● Aim
Go through the entries and count the lines with the string "grid" in them. Give only that number.

● Data for processing
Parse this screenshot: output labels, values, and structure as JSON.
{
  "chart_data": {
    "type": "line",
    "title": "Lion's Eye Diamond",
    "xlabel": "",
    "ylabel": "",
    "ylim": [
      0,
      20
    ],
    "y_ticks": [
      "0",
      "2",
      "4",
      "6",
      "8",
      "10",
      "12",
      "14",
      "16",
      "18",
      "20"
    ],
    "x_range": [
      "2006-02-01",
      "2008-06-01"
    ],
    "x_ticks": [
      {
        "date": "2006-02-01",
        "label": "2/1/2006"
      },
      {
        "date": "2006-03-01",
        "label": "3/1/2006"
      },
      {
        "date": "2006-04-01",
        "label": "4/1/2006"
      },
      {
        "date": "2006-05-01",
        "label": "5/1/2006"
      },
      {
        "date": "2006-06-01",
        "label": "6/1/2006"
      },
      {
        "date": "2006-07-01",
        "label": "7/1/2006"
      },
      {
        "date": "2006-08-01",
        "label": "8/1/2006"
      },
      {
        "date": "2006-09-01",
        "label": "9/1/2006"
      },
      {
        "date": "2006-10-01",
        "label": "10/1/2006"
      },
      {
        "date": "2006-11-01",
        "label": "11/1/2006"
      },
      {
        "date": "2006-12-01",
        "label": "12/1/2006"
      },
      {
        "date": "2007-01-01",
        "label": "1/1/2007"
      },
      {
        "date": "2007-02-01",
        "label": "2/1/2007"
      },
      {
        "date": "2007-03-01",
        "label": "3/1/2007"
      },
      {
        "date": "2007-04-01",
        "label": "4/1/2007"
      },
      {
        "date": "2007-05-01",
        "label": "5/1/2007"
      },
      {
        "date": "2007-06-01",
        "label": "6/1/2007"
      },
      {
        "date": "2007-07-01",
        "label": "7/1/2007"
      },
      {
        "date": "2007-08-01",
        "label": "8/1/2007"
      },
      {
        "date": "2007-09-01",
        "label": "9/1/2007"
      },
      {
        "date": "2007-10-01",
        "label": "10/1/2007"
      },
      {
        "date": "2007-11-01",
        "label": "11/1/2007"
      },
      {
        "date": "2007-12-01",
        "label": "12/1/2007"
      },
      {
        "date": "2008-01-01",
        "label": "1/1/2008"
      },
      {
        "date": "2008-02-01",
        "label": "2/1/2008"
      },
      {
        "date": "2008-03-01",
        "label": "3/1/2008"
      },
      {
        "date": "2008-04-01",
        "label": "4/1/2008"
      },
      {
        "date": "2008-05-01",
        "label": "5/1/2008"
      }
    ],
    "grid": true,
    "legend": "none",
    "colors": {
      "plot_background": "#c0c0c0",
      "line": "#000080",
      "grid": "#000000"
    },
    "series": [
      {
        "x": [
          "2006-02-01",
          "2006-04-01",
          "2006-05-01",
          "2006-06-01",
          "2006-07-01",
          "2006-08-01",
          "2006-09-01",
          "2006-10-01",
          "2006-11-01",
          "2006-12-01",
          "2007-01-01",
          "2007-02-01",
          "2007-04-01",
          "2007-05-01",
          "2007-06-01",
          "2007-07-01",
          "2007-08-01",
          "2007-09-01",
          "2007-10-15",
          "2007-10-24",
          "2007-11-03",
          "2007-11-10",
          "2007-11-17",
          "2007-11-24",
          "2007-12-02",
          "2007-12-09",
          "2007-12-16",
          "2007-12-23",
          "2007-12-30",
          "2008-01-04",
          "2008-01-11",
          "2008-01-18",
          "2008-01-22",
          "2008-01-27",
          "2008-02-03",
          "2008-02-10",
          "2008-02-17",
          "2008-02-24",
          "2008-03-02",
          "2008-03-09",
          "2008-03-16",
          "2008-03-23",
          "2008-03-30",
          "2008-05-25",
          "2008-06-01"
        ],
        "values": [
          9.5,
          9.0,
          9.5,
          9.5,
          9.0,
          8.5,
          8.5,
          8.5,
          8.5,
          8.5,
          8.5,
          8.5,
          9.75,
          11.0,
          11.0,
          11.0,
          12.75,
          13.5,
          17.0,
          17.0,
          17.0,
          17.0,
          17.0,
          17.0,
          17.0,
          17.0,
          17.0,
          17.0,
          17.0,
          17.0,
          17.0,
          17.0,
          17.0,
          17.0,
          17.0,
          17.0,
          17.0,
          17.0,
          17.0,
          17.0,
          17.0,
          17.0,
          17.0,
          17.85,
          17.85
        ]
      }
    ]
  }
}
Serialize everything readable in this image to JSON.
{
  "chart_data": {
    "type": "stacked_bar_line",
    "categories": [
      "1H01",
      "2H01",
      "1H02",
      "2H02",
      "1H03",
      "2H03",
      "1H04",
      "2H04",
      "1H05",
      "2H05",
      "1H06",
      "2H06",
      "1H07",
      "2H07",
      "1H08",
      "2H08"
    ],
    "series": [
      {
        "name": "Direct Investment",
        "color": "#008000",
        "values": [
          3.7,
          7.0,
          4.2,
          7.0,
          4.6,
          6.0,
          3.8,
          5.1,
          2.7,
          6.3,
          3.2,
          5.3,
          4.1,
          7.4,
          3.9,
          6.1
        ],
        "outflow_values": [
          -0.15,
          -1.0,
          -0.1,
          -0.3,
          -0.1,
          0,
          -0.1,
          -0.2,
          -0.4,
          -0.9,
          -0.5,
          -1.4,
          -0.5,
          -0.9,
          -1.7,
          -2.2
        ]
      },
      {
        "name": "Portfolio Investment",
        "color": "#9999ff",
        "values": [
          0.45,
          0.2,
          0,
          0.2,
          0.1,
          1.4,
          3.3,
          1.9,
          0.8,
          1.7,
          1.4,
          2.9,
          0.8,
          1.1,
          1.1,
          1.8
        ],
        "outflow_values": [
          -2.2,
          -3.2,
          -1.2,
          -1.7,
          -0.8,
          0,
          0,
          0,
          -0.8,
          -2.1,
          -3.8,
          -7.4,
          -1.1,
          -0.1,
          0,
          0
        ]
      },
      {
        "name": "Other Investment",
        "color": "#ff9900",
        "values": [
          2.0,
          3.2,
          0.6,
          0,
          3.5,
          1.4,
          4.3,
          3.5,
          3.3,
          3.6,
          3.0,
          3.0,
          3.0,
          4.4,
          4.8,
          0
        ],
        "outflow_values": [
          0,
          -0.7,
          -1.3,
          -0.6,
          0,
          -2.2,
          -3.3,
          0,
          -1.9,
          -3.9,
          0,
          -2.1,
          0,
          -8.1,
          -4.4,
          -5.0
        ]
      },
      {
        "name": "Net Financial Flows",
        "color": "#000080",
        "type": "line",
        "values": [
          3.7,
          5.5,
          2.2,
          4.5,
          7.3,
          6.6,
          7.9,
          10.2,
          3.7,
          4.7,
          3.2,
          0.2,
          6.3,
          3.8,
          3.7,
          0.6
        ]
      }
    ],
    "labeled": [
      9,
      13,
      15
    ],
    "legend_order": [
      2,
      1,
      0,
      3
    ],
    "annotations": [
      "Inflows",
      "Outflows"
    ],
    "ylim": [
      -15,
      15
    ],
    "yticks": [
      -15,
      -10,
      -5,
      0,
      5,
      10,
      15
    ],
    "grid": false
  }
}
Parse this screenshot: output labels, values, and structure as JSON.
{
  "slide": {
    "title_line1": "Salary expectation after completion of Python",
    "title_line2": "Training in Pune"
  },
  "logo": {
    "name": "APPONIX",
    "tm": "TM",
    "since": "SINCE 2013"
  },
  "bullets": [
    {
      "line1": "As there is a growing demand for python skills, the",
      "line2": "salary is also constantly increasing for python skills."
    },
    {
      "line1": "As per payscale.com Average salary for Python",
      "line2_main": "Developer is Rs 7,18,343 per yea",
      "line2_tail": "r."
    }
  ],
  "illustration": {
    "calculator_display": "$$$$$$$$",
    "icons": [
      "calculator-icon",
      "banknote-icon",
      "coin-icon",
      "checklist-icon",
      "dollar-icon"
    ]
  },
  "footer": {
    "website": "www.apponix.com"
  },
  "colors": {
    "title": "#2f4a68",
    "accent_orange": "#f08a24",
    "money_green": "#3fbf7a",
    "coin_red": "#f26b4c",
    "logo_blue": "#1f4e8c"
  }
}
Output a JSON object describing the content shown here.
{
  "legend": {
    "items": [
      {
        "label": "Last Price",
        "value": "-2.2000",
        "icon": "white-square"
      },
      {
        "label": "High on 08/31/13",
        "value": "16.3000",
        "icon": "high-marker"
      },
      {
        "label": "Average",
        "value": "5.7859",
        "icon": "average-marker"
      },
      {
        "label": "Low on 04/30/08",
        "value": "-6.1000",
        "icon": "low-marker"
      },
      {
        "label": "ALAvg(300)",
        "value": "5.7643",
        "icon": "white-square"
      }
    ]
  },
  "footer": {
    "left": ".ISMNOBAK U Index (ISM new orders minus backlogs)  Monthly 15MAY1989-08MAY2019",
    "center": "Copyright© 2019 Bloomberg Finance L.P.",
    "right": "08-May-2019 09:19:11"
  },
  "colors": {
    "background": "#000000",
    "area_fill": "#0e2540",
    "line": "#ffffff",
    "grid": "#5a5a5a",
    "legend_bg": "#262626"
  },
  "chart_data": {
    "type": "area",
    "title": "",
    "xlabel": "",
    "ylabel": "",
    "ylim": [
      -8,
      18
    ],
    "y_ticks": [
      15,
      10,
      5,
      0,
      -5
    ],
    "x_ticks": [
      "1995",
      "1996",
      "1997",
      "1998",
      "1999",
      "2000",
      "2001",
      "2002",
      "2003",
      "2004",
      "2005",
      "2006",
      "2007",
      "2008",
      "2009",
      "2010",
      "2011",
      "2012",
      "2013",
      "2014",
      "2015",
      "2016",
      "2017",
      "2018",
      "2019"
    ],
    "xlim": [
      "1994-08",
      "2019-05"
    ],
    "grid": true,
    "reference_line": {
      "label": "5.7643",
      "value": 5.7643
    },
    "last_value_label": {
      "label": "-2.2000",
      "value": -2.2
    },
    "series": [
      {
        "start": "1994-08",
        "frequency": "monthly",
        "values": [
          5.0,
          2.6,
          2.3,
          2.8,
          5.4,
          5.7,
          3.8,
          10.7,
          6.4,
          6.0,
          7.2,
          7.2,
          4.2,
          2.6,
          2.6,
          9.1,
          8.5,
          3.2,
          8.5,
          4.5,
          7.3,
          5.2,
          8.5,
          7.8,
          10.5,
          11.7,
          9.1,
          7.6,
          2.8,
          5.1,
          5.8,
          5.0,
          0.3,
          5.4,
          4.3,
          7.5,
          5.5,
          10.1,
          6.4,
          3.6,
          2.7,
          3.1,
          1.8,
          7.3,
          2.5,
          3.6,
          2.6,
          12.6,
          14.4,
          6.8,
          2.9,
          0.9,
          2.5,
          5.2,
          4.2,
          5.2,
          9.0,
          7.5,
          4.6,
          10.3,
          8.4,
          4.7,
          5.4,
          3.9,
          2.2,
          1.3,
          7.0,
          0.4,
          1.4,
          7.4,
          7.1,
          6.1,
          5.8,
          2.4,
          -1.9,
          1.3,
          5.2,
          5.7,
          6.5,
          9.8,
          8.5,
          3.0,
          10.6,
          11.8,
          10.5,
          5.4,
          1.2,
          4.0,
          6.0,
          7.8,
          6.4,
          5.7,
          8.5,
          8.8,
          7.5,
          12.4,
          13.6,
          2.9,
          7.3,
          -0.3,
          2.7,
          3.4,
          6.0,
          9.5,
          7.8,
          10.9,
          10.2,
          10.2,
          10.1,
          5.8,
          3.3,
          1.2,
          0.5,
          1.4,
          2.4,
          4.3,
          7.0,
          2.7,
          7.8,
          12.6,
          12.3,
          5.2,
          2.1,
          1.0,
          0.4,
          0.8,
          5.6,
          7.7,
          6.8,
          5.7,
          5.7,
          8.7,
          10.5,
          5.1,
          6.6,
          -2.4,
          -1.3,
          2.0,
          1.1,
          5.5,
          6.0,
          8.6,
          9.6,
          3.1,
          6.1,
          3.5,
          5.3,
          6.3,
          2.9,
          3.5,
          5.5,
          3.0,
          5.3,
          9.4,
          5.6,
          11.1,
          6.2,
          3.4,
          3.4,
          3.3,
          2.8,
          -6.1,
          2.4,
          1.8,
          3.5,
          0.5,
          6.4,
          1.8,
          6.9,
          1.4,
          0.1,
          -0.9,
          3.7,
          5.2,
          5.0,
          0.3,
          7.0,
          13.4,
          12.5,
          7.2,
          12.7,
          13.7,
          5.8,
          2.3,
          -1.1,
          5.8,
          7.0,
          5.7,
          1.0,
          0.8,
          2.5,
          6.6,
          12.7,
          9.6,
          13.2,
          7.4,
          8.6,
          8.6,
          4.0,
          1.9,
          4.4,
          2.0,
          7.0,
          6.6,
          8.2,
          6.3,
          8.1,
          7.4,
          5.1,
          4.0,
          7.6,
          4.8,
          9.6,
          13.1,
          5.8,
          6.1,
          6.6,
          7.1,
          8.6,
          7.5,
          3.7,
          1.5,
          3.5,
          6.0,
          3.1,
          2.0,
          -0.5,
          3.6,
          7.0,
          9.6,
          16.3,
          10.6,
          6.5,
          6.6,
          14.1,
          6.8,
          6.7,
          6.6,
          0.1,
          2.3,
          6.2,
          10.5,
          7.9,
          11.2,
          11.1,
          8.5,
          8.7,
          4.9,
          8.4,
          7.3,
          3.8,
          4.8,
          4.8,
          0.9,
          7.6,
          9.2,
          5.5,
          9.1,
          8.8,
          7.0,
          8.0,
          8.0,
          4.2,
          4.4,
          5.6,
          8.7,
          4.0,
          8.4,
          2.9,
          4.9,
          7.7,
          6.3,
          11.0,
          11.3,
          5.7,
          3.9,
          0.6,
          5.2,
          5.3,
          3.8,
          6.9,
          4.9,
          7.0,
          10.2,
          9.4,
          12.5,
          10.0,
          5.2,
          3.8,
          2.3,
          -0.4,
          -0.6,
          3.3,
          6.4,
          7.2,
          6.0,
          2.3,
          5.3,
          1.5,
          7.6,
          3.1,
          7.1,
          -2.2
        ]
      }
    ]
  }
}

● Response
5